#### [Written request]
Write every line of the material out exactly as shown.

###

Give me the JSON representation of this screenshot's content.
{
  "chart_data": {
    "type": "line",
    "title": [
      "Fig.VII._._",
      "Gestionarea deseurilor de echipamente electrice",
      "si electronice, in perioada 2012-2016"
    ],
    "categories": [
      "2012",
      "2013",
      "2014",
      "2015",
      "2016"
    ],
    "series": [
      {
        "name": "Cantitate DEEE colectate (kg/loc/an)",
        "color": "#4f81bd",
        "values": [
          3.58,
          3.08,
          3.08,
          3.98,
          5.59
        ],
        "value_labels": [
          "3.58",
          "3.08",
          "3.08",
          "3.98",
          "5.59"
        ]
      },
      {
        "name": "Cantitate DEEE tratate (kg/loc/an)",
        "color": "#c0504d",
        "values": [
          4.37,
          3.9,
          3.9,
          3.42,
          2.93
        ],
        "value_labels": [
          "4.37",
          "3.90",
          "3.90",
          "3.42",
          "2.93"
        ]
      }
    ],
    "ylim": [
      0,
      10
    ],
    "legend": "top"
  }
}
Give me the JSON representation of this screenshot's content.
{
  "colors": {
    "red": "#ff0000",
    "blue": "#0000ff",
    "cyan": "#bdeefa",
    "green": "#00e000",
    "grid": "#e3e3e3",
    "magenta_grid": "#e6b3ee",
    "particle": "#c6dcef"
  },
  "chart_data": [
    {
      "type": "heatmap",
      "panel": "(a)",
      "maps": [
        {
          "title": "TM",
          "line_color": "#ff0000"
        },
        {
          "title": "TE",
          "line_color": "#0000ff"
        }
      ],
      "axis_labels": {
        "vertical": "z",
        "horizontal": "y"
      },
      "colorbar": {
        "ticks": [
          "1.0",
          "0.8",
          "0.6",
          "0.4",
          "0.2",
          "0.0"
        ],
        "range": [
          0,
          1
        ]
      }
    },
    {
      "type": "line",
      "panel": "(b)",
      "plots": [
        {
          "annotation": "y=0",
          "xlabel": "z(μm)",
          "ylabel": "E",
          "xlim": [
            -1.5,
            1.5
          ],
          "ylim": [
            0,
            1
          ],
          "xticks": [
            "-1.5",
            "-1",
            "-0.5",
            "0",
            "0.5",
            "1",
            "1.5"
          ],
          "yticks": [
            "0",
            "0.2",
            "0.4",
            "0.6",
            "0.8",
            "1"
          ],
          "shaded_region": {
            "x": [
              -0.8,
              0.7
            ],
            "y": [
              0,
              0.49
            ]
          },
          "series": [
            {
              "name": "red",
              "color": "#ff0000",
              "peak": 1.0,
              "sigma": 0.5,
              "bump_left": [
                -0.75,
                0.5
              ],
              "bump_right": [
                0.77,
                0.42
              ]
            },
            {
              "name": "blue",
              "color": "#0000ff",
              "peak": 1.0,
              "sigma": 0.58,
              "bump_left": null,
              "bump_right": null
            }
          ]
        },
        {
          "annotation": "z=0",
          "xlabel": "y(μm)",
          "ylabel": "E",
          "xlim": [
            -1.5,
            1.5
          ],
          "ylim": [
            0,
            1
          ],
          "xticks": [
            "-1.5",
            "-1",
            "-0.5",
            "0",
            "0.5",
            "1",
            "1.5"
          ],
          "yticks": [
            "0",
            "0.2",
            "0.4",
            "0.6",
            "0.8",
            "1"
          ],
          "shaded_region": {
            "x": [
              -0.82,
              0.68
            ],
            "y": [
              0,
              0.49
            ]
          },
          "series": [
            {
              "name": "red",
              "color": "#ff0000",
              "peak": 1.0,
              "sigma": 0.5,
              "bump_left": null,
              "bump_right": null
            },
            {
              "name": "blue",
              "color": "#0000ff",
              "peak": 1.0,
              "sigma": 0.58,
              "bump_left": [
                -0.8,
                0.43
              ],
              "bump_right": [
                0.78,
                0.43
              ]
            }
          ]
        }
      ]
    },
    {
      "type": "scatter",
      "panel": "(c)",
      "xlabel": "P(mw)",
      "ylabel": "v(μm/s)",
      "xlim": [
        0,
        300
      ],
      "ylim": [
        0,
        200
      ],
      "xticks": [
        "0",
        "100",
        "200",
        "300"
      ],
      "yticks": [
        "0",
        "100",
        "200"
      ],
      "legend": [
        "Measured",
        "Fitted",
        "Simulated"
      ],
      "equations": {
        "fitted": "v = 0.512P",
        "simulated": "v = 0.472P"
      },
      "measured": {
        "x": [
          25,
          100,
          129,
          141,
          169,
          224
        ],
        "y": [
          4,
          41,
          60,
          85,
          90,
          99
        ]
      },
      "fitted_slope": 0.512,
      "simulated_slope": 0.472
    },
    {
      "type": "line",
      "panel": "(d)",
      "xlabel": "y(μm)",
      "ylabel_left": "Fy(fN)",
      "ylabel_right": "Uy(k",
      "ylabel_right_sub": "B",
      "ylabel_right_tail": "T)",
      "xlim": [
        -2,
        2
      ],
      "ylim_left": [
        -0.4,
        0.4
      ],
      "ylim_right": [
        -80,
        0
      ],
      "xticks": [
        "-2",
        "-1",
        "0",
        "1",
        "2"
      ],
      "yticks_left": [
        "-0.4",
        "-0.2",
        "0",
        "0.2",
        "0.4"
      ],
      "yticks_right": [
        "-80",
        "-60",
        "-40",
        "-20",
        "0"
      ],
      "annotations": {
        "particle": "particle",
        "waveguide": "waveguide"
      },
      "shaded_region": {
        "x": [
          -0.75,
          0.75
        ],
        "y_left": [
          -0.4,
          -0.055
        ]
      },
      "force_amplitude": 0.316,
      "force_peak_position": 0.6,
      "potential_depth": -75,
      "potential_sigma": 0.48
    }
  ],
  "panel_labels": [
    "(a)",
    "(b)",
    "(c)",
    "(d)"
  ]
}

###

#### [Finished exercise]
Give me the JSON representation of this screenshot's content.
{
  "chart_data": {
    "type": "line",
    "title": [
      "Fig.VII._._",
      "Gestionarea deseurilor de echipamente electrice",
      "si electronice, in perioada 2012-2016"
    ],
    "categories": [
      "2012",
      "2013",
      "2014",
      "2015",
      "2016"
    ],
    "series": [
      {
        "name": "Cantitate DEEE colectate (kg/loc/an)",
        "color": "#4f81bd",
        "values": [
          3.58,
          3.08,
          3.08,
          3.98,
          5.59
        ],
        "value_labels": [
          "3.58",
          "3.08",
          "3.08",
          "3.98",
          "5.59"
        ]
      },
      {
        "name": "Cantitate DEEE tratate (kg/loc/an)",
        "color": "#c0504d",
        "values": [
          4.37,
          3.9,
          3.9,
          3.42,
          2.93
        ],
        "value_labels": [
          "4.37",
          "3.90",
          "3.90",
          "3.42",
          "2.93"
        ]
      }
    ],
    "ylim": [
      0,
      10
    ],
    "legend": "top"
  }
}
Give me the JSON representation of this screenshot's content.
{
  "colors": {
    "red": "#ff0000",
    "blue": "#0000ff",
    "cyan": "#bdeefa",
    "green": "#00e000",
    "grid": "#e3e3e3",
    "magenta_grid": "#e6b3ee",
    "particle": "#c6dcef"
  },
  "chart_data": [
    {
      "type": "heatmap",
      "panel": "(a)",
      "maps": [
        {
          "title": "TM",
          "line_color": "#ff0000"
        },
        {
          "title": "TE",
          "line_color": "#0000ff"
        }
      ],
      "axis_labels": {
        "vertical": "z",
        "horizontal": "y"
      },
      "colorbar": {
        "ticks": [
          "1.0",
          "0.8",
          "0.6",
          "0.4",
          "0.2",
          "0.0"
        ],
        "range": [
          0,
          1
        ]
      }
    },
    {
      "type": "line",
      "panel": "(b)",
      "plots": [
        {
          "annotation": "y=0",
          "xlabel": "z(μm)",
          "ylabel": "E",
          "xlim": [
            -1.5,
            1.5
          ],
          "ylim": [
            0,
            1
          ],
          "xticks": [
            "-1.5",
            "-1",
            "-0.5",
            "0",
            "0.5",
            "1",
            "1.5"
          ],
          "yticks": [
            "0",
            "0.2",
            "0.4",
            "0.6",
            "0.8",
            "1"
          ],
          "shaded_region": {
            "x": [
              -0.8,
              0.7
            ],
            "y": [
              0,
              0.49
            ]
          },
          "series": [
            {
              "name": "red",
              "color": "#ff0000",
              "peak": 1.0,
              "sigma": 0.5,
              "bump_left": [
                -0.75,
                0.5
              ],
              "bump_right": [
                0.77,
                0.42
              ]
            },
            {
              "name": "blue",
              "color": "#0000ff",
              "peak": 1.0,
              "sigma": 0.58,
              "bump_left": null,
              "bump_right": null
            }
          ]
        },
        {
          "annotation": "z=0",
          "xlabel": "y(μm)",
          "ylabel": "E",
          "xlim": [
            -1.5,
            1.5
          ],
          "ylim": [
            0,
            1
          ],
          "xticks": [
            "-1.5",
            "-1",
            "-0.5",
            "0",
            "0.5",
            "1",
            "1.5"
          ],
          "yticks": [
            "0",
            "0.2",
            "0.4",
            "0.6",
            "0.8",
            "1"
          ],
          "shaded_region": {
            "x": [
              -0.82,
              0.68
            ],
            "y": [
              0,
              0.49
            ]
          },
          "series": [
            {
              "name": "red",
              "color": "#ff0000",
              "peak": 1.0,
              "sigma": 0.5,
              "bump_left": null,
              "bump_right": null
            },
            {
              "name": "blue",
              "color": "#0000ff",
              "peak": 1.0,
              "sigma": 0.58,
              "bump_left": [
                -0.8,
                0.43
              ],
              "bump_right": [
                0.78,
                0.43
              ]
            }
          ]
        }
      ]
    },
    {
      "type": "scatter",
      "panel": "(c)",
      "xlabel": "P(mw)",
      "ylabel": "v(μm/s)",
      "xlim": [
        0,
        300
      ],
      "ylim": [
        0,
        200
      ],
      "xticks": [
        "0",
        "100",
        "200",
        "300"
      ],
      "yticks": [
        "0",
        "100",
        "200"
      ],
      "legend": [
        "Measured",
        "Fitted",
        "Simulated"
      ],
      "equations": {
        "fitted": "v = 0.512P",
        "simulated": "v = 0.472P"
      },
      "measured": {
        "x": [
          25,
          100,
          129,
          141,
          169,
          224
        ],
        "y": [
          4,
          41,
          60,
          85,
          90,
          99
        ]
      },
      "fitted_slope": 0.512,
      "simulated_slope": 0.472
    },
    {
      "type": "line",
      "panel": "(d)",
      "xlabel": "y(μm)",
      "ylabel_left": "Fy(fN)",
      "ylabel_right": "Uy(k",
      "ylabel_right_sub": "B",
      "ylabel_right_tail": "T)",
      "xlim": [
        -2,
        2
      ],
      "ylim_left": [
        -0.4,
        0.4
      ],
      "ylim_right": [
        -80,
        0
      ],
      "xticks": [
        "-2",
        "-1",
        "0",
        "1",
        "2"
      ],
      "yticks_left": [
        "-0.4",
        "-0.2",
        "0",
        "0.2",
        "0.4"
      ],
      "yticks_right": [
        "-80",
        "-60",
        "-40",
        "-20",
        "0"
      ],
      "annotations": {
        "particle": "particle",
        "waveguide": "waveguide"
      },
      "shaded_region": {
        "x": [
          -0.75,
          0.75
        ],
        "y_left": [
          -0.4,
          -0.055
        ]
      },
      "force_amplitude": 0.316,
      "force_peak_position": 0.6,
      "potential_depth": -75,
      "potential_sigma": 0.48
    }
  ],
  "panel_labels": [
    "(a)",
    "(b)",
    "(c)",
    "(d)"
  ]
}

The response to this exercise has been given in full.